▶ [Task to carry out]:
Your task is to count the lines of the entries below that include the word "Driveshell" and to give only the resulting number.

# Start of Available data

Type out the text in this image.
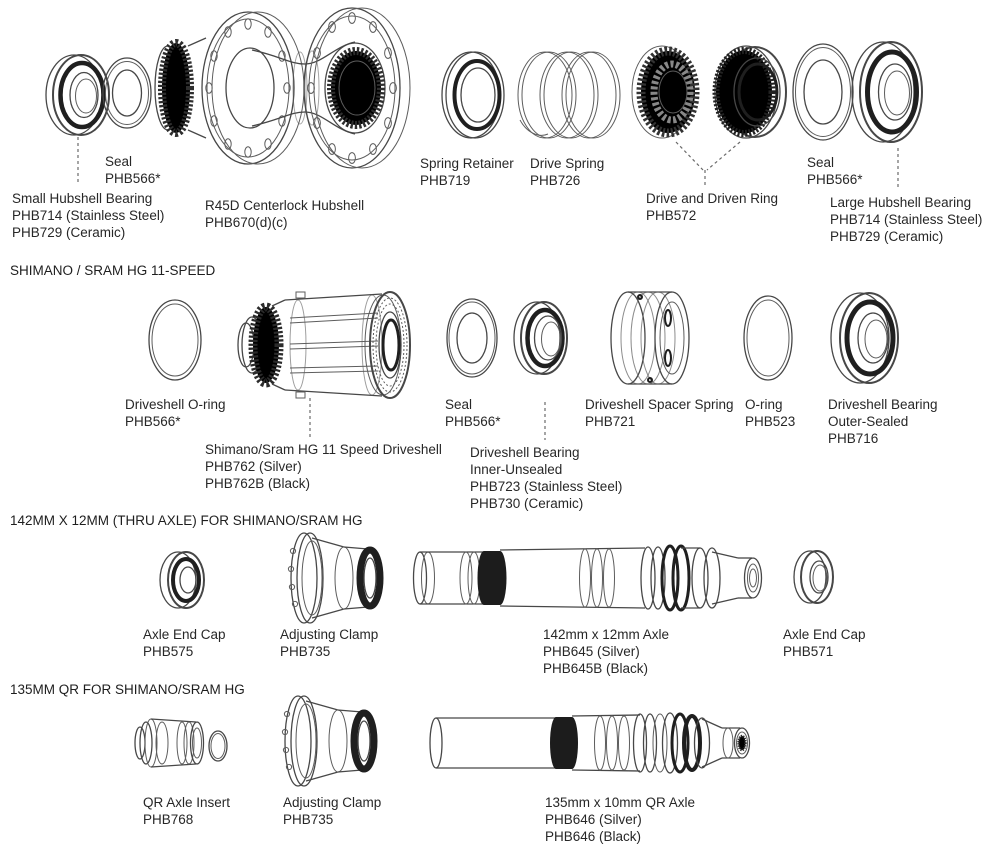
SHIMANO / SRAM HG 11-SPEED
142MM X 12MM (THRU AXLE) FOR SHIMANO/SRAM HG
135MM QR FOR SHIMANO/SRAM HG
Seal
PHB566*
Small Hubshell Bearing
PHB714 (Stainless Steel)
PHB729 (Ceramic)
R45D Centerlock Hubshell
PHB670(d)(c)
Spring Retainer
PHB719
Drive Spring
PHB726
Drive and Driven Ring
PHB572
Seal
PHB566*
Large Hubshell Bearing
PHB714 (Stainless Steel)
PHB729 (Ceramic)
Driveshell O-ring
PHB566*
Shimano/Sram HG 11 Speed Driveshell
PHB762 (Silver)
PHB762B (Black)
Seal
PHB566*
Driveshell Bearing
Inner-Unsealed
PHB723 (Stainless Steel)
PHB730 (Ceramic)
Driveshell Spacer Spring
PHB721
O-ring
PHB523
Driveshell Bearing
Outer-Sealed
PHB716
Axle End Cap
PHB575
Adjusting Clamp
PHB735
142mm x 12mm Axle
PHB645 (Silver)
PHB645B (Black)
Axle End Cap
PHB571
QR Axle Insert
PHB768
Adjusting Clamp
PHB735
135mm x 10mm QR Axle
PHB646 (Silver)
PHB646 (Black)
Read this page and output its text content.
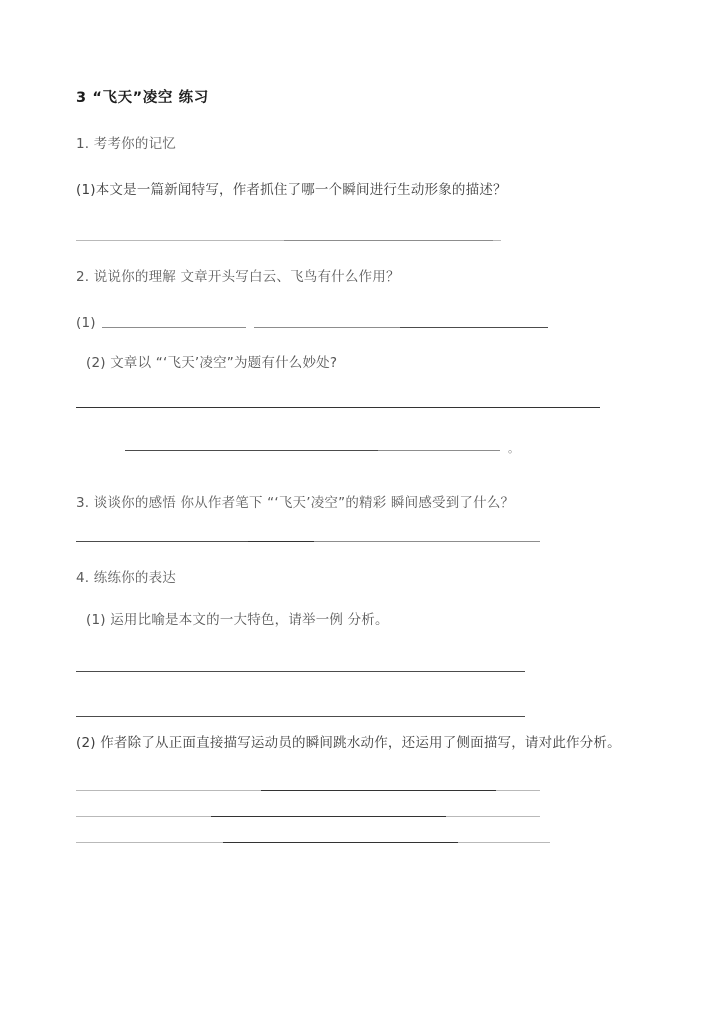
3 “飞天”凌空 练习
1. 考考你的记忆
(1)本文是一篇新闻特写，作者抓住了哪一个瞬间进行生动形象的描述？
2. 说说你的理解 文章开头写白云、飞鸟有什么作用？
(1)
(2) 文章以 “‘飞天’凌空”为题有什么妙处?
。
3. 谈谈你的感悟 你从作者笔下 “‘飞天’凌空”的精彩 瞬间感受到了什么？
4. 练练你的表达
(1) 运用比喻是本文的一大特色，请举一例 分析。
(2) 作者除了从正面直接描写运动员的瞬间跳水动作，还运用了侧面描写，请对此作分析。
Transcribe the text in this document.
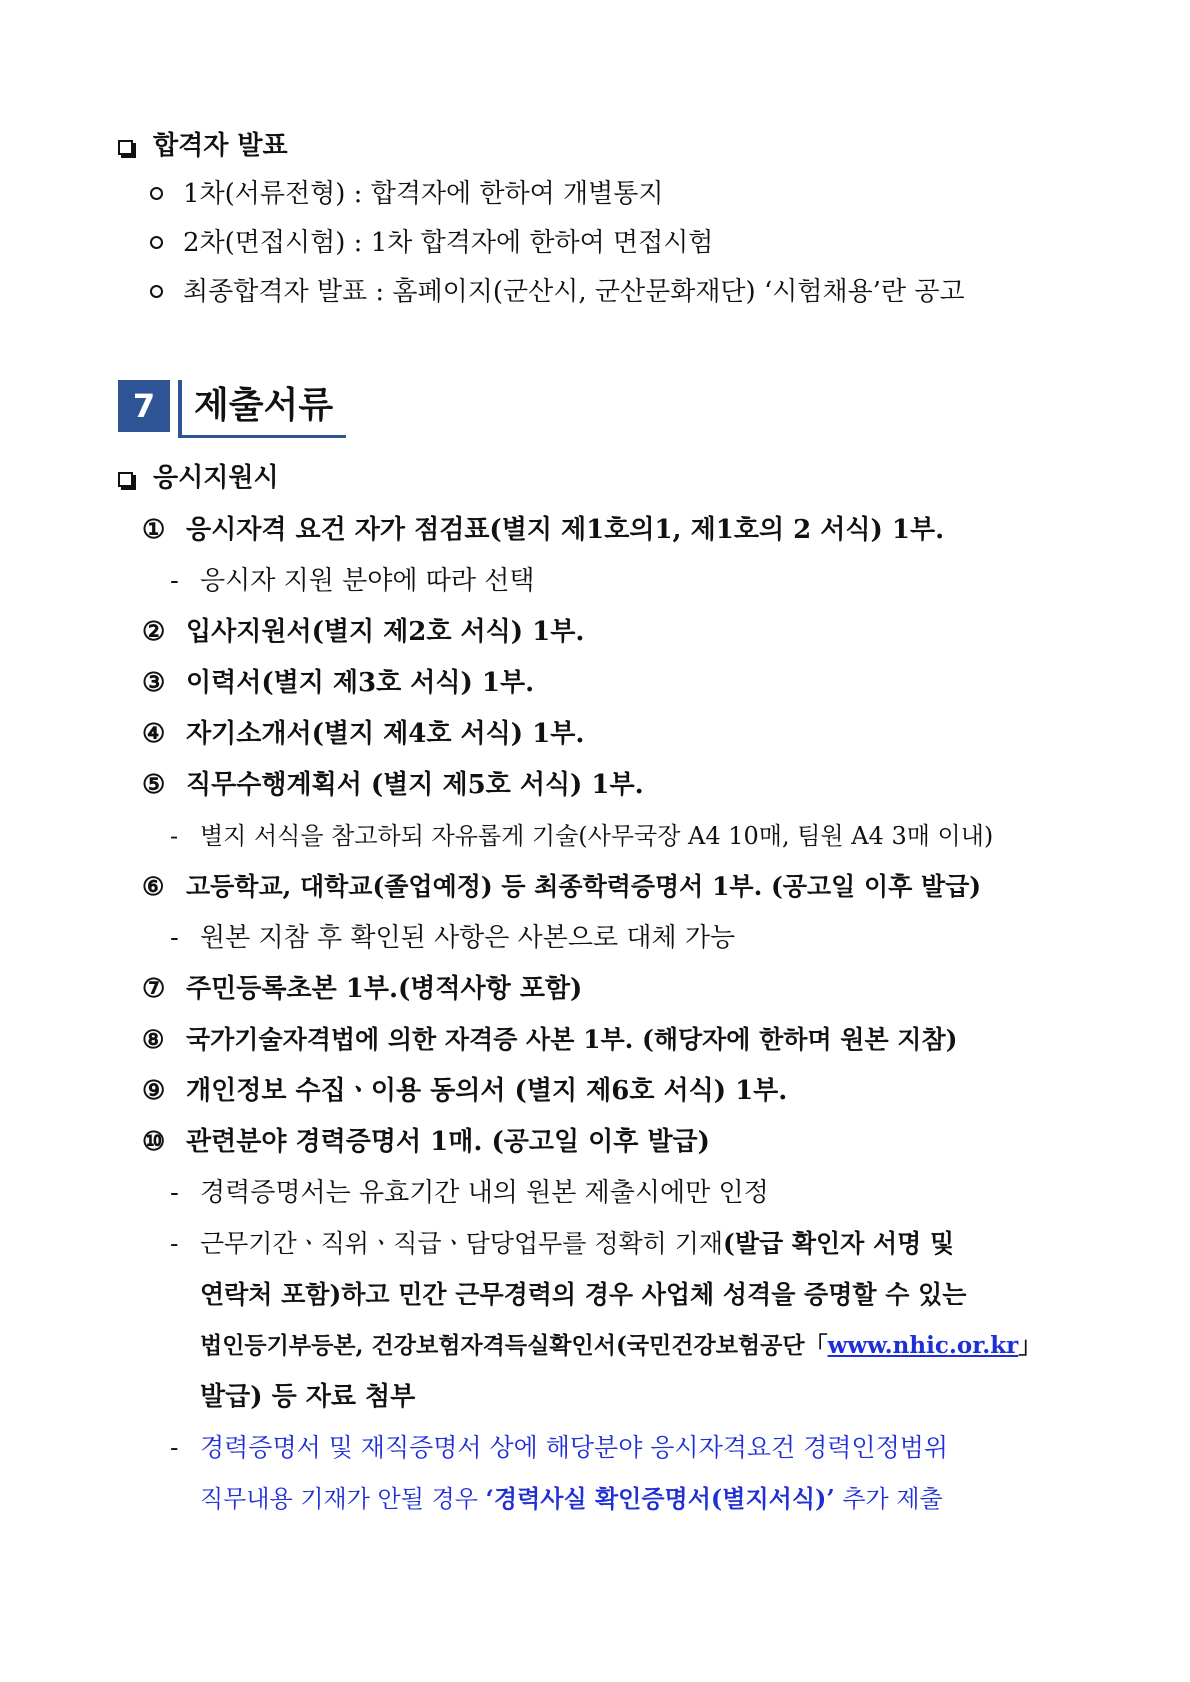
합격자 발표
1차(서류전형) : 합격자에 한하여 개별통지
2차(면접시험) : 1차 합격자에 한하여 면접시험
최종합격자 발표 : 홈페이지(군산시, 군산문화재단) ‘시험채용’란 공고
7	제출서류
응시지원시
① 응시자격 요건 자가 점검표(별지 제1호의1, 제1호의 2 서식) 1부.
- 응시자 지원 분야에 따라 선택
② 입사지원서(별지 제2호 서식) 1부.
③ 이력서(별지 제3호 서식) 1부.
④ 자기소개서(별지 제4호 서식) 1부.
⑤ 직무수행계획서 (별지 제5호 서식) 1부.
- 별지 서식을 참고하되 자유롭게 기술(사무국장 A4 10매, 팀원 A4 3매 이내)
⑥ 고등학교, 대학교(졸업예정) 등 최종학력증명서 1부. (공고일 이후 발급)
- 원본 지참 후 확인된 사항은 사본으로 대체 가능
⑦ 주민등록초본 1부.(병적사항 포함)
⑧ 국가기술자격법에 의한 자격증 사본 1부. (해당자에 한하며 원본 지참)
⑨ 개인정보 수집ㆍ이용 동의서 (별지 제6호 서식) 1부.
⑩ 관련분야 경력증명서 1매. (공고일 이후 발급)
- 경력증명서는 유효기간 내의 원본 제출시에만 인정
- 근무기간ㆍ직위ㆍ직급ㆍ담당업무를 정확히 기재(발급 확인자 서명 및
연락처 포함)하고 민간 근무경력의 경우 사업체 성격을 증명할 수 있는
법인등기부등본, 건강보험자격득실확인서(국민건강보험공단「www.nhic.or.kr」
발급) 등 자료 첨부
- 경력증명서 및 재직증명서 상에 해당분야 응시자격요건 경력인정범위
직무내용 기재가 안될 경우 ‘경력사실 확인증명서(별지서식)’ 추가 제출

# End of Available data

▶ [Exercise result]:
5